[What this exercise asks]:
**A)** In the essay on self-mockery, to which two creatures does Socrates compare himself?
**B)** Transcribe everything in the essay on self-mockery from "This is the" down to "over tricky questions.".
[Selected extract start]
After penning "Ten Reason to Hate Sean Hannity," I find an obligation to thank Mr. Hannity for being such an obviously nice person that my readers never really believed for a moment that anyone could invent one reason to hate him, let alone ten. But for those of you who thought that my piece was undignified and frankly silly, let me offer the following little essay in my defense.
Let me begin with an observation: It is good for us to have a sense of our own absurdity, and it is even better to remind ourselves of our own absurdity every so often by laughing at ourselves, and even by encouraging others to laugh at us as well.
Now what is so good about all of this?
First of all, it is a cure for what the English essayist William Bagehot has called "the bane of philosophy," namely pomposity; and this accounts for why Socrates made so many jokes at his own expense. For example, throughout Plato's dialogues he is constantly making jocular remarks about his own shortcomings -- he compares himself to a gadfly and to a torpedo fish; he harps on his pug ugliness, and confesses his girlish giddiness around good-looking boys. He mocks his own intellectual powers, and complains of his inability to follow other people's arguments, begging them to go back to the very beginning.
Scholars have a term for this characteristic of Socrates. They call it "Socratic irony," and, as scholars so often do, they assume that what Socrates is doing is precisely the kind of thing that they do themselves. Socrates, they say, is only pretending to be less wise than the person with whom he is carrying on a conversation, and all for the purpose of making the other party look even more stupid. It is a rhetorical trick, deliberately designed to stress the enormous gap between the wisdom of Socrates (read "the wisdom of the scholar") and the ignorance of Socrates' interlocutor (read "the ignorance of the average Joe.")
This is the reason many students come away from philosophy 101 courses hating Socrates. He reminds them of their professors. He is the superior jackass who sadistically enjoys baffling and showing up the student's lack of knowledge, just as the Socratic method once employed in law school involved the tormenting of law students over tricky questions.
All wrong -- completely and absolutely wrong.
[Selected extract end]
[Given data start]
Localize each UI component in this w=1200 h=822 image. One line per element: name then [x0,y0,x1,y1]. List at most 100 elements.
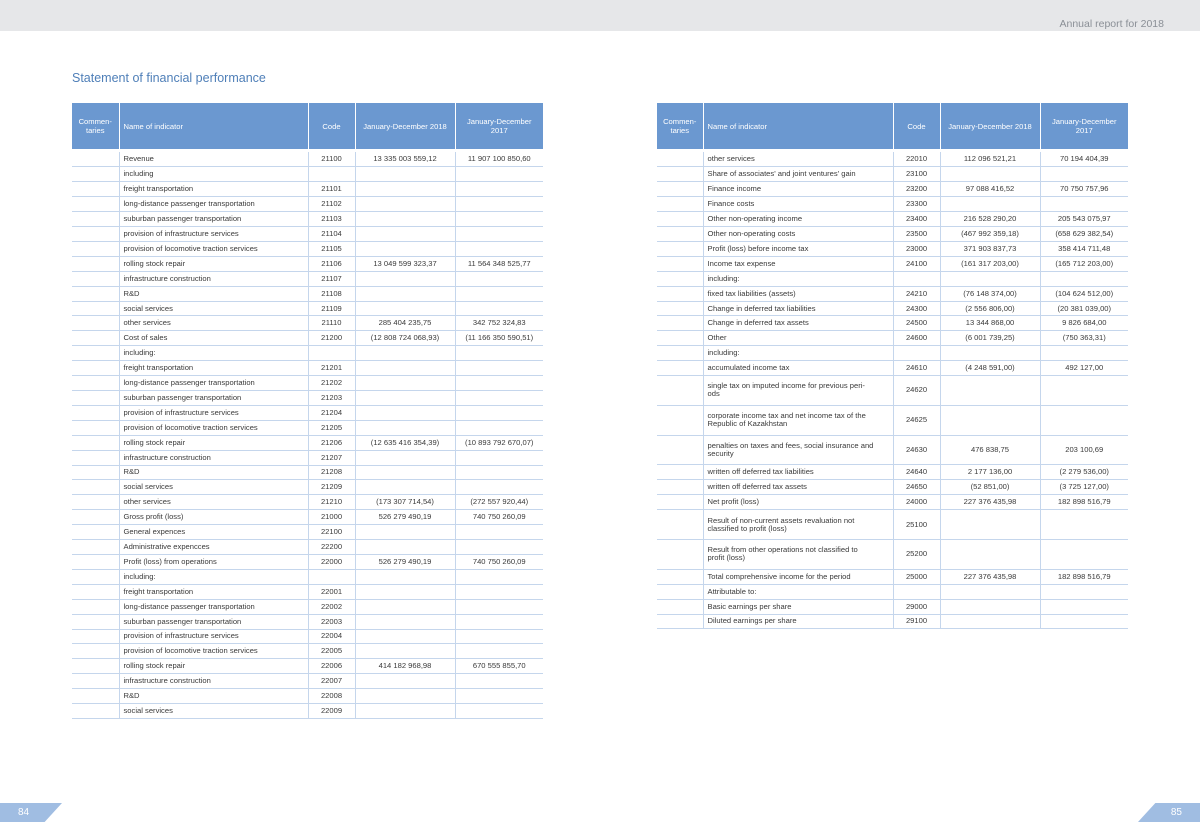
[Given data end]
[The solutions]:
**A)** A gadfly and a torpedo fish.

**B)**
This is the reason many students come away from philosophy 101 courses hating Socrates. He reminds them of their professors. He is the superior jackass who sadistically enjoys baffling and showing up the student's lack of knowledge, just as the Socratic method once employed in law school involved the tormenting of law students over tricky questions.